WORKING DATA »
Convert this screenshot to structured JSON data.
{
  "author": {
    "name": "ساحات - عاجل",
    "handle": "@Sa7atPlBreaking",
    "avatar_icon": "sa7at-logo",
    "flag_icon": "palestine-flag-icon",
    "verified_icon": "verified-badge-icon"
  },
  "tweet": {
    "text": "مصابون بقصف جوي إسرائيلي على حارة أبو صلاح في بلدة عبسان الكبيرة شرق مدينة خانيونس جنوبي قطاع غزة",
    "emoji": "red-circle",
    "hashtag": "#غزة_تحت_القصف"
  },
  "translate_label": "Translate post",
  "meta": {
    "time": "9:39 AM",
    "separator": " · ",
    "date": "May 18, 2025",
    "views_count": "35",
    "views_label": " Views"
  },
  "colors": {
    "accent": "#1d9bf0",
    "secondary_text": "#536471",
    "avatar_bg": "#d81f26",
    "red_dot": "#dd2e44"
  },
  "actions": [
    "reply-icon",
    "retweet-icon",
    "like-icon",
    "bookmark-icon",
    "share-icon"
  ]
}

TASK TO CARRY OUT » Exactly reproduce all of the entries above.

TASK RESPONSE »
Convert this screenshot to structured JSON data.
{
  "author": {
    "name": "ساحات - عاجل",
    "handle": "@Sa7atPlBreaking",
    "avatar_icon": "sa7at-logo",
    "flag_icon": "palestine-flag-icon",
    "verified_icon": "verified-badge-icon"
  },
  "tweet": {
    "text": "مصابون بقصف جوي إسرائيلي على حارة أبو صلاح في بلدة عبسان الكبيرة شرق مدينة خانيونس جنوبي قطاع غزة",
    "emoji": "red-circle",
    "hashtag": "#غزة_تحت_القصف"
  },
  "translate_label": "Translate post",
  "meta": {
    "time": "9:39 AM",
    "separator": " · ",
    "date": "May 18, 2025",
    "views_count": "35",
    "views_label": " Views"
  },
  "colors": {
    "accent": "#1d9bf0",
    "secondary_text": "#536471",
    "avatar_bg": "#d81f26",
    "red_dot": "#dd2e44"
  },
  "actions": [
    "reply-icon",
    "retweet-icon",
    "like-icon",
    "bookmark-icon",
    "share-icon"
  ]
}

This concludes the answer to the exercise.